═════ RECORDED DATA ═════

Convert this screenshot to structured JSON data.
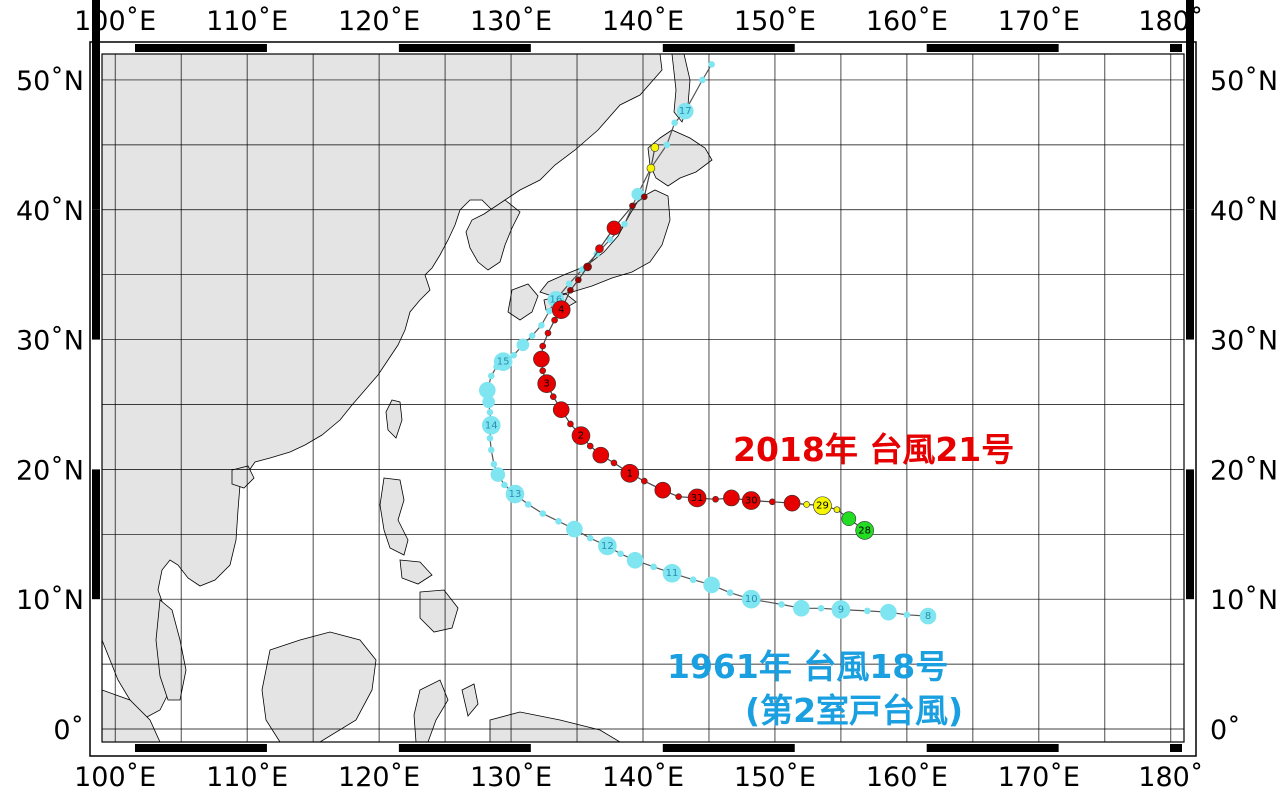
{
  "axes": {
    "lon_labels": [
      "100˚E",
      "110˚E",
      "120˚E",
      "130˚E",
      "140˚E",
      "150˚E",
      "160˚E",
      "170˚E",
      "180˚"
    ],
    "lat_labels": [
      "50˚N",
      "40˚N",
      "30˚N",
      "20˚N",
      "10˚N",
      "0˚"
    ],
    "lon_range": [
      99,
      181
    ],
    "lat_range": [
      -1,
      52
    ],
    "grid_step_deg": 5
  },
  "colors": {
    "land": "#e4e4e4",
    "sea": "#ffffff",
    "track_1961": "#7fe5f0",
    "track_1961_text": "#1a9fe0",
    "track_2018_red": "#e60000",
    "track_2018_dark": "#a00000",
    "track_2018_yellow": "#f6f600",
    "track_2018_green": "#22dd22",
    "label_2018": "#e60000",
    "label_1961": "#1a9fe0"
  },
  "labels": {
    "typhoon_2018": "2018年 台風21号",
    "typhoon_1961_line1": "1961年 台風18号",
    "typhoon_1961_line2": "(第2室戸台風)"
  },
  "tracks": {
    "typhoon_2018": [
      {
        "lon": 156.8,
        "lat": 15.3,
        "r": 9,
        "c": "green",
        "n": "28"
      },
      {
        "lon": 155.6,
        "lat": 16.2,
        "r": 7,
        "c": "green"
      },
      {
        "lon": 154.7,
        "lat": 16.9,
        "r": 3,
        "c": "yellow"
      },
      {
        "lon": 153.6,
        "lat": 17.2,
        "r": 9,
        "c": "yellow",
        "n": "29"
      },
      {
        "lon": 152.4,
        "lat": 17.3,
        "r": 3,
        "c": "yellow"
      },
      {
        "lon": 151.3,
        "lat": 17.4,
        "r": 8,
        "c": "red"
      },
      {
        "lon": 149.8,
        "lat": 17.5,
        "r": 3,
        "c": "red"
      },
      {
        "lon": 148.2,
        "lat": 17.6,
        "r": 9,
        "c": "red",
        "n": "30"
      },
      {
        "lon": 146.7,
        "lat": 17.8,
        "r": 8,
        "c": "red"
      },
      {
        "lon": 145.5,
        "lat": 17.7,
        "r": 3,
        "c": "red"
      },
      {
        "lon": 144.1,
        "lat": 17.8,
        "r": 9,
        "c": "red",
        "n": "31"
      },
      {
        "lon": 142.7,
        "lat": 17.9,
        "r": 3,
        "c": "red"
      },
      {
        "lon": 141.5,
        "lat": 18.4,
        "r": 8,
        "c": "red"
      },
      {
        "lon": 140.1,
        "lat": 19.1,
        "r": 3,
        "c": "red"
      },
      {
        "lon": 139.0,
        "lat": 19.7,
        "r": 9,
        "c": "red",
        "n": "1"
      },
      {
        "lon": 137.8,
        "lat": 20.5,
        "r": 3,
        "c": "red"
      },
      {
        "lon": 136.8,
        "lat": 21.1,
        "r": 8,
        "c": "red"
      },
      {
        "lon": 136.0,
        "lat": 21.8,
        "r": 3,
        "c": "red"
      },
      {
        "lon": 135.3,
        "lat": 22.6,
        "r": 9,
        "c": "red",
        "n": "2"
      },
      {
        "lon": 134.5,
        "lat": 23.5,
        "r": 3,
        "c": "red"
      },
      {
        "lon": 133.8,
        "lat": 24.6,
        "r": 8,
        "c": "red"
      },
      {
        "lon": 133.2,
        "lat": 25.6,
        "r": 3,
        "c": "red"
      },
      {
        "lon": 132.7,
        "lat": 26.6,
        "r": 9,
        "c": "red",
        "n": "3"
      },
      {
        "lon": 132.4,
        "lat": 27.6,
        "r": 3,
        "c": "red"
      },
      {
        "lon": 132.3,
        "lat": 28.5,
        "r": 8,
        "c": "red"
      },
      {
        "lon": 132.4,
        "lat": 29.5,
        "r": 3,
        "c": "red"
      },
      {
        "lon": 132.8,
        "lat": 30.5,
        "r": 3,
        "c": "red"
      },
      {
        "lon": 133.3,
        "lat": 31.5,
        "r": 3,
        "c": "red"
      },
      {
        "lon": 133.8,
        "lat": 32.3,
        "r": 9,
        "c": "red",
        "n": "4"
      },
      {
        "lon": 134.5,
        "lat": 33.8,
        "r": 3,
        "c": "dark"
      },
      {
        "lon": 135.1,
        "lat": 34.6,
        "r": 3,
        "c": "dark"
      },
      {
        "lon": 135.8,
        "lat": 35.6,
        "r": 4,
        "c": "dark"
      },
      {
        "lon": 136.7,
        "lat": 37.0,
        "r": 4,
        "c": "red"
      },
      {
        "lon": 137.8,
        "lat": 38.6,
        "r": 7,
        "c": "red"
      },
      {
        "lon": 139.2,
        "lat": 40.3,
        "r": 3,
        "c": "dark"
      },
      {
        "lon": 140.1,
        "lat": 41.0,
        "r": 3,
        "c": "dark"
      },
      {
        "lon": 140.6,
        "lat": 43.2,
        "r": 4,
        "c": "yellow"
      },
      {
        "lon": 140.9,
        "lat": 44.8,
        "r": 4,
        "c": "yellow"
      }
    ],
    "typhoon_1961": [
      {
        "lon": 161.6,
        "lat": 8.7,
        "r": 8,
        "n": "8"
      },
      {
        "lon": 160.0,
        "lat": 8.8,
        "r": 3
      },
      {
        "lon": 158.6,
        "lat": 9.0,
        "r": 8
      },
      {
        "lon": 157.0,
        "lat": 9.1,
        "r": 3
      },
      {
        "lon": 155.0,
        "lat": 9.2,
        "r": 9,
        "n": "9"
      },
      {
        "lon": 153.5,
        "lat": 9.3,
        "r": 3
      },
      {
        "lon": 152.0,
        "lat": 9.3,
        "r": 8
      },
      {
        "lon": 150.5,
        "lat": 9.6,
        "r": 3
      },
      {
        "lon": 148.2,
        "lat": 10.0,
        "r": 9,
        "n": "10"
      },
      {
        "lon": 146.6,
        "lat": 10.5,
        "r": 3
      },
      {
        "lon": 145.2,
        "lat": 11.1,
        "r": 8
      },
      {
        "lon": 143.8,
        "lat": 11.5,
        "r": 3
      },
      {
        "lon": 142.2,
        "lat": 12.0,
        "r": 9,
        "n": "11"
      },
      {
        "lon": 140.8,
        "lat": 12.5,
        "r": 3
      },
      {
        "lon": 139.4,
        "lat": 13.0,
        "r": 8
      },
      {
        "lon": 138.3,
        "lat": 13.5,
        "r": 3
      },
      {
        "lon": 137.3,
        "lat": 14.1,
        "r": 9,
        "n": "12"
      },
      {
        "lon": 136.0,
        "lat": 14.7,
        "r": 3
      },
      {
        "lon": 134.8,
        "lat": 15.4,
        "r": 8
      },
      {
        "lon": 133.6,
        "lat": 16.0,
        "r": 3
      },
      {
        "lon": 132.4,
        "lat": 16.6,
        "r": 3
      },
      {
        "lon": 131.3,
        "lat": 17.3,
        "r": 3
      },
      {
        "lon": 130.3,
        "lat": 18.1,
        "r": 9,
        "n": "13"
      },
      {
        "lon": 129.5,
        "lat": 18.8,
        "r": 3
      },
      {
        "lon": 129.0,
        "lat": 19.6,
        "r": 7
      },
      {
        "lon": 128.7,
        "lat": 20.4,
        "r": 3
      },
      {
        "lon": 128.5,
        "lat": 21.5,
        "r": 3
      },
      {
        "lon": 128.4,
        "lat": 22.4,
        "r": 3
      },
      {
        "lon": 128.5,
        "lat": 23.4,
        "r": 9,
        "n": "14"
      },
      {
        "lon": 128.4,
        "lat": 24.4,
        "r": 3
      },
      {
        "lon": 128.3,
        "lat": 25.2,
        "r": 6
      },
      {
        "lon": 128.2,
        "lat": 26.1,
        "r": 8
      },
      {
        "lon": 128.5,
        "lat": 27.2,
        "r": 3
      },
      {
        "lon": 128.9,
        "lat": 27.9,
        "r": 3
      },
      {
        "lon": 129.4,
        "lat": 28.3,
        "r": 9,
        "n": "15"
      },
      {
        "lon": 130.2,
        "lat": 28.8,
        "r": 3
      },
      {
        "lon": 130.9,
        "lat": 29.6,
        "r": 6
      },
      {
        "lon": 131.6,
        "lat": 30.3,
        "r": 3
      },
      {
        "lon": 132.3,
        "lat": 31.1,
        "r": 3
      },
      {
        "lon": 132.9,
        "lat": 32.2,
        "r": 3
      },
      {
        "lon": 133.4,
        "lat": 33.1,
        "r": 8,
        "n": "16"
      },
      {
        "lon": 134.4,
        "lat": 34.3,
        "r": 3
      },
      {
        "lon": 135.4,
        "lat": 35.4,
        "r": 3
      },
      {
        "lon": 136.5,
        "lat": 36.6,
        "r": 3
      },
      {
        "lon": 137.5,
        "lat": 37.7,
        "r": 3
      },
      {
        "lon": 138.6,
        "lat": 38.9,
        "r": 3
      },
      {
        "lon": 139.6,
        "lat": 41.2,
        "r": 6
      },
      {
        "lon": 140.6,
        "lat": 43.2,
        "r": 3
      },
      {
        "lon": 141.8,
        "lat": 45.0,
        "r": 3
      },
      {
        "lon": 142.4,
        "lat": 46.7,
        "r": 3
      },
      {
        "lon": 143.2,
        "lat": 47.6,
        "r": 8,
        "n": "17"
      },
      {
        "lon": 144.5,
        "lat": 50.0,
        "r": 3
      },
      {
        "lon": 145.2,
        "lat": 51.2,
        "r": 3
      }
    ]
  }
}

═════
═════ RECORDED DATA ═════

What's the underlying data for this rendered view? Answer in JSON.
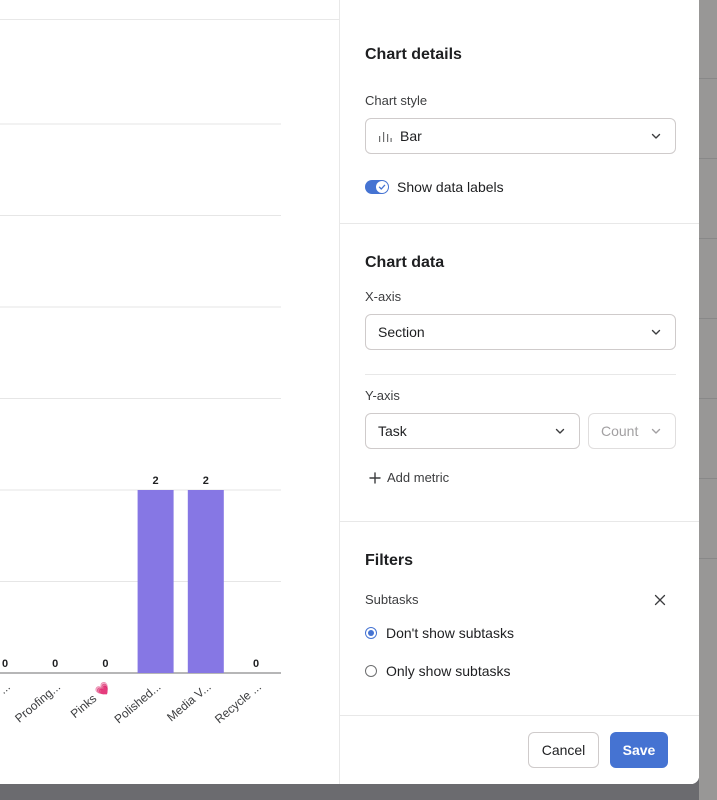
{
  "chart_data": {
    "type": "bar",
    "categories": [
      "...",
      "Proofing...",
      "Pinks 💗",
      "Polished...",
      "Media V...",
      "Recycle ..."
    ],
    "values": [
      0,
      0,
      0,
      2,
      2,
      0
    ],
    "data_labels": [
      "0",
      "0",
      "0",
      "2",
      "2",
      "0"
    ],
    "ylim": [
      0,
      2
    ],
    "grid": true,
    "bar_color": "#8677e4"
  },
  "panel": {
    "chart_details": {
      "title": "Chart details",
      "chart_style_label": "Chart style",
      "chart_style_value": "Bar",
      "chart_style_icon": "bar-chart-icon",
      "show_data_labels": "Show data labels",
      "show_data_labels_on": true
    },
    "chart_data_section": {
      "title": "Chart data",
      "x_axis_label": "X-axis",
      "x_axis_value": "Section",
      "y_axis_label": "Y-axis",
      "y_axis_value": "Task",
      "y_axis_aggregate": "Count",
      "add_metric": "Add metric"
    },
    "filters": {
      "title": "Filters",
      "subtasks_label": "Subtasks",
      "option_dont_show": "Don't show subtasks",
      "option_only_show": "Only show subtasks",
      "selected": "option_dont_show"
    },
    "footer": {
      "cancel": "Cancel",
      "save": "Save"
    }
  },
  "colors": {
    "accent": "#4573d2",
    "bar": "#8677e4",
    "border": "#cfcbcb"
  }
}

═════

**STATED EXERCISE:**
Return, from the data, each line that has the word "this" in it.

**WRITTEN RESPONSE:**
Convert this screenshot to structured JSON data.
What's the underlying data for this rendered view? Answer in JSON.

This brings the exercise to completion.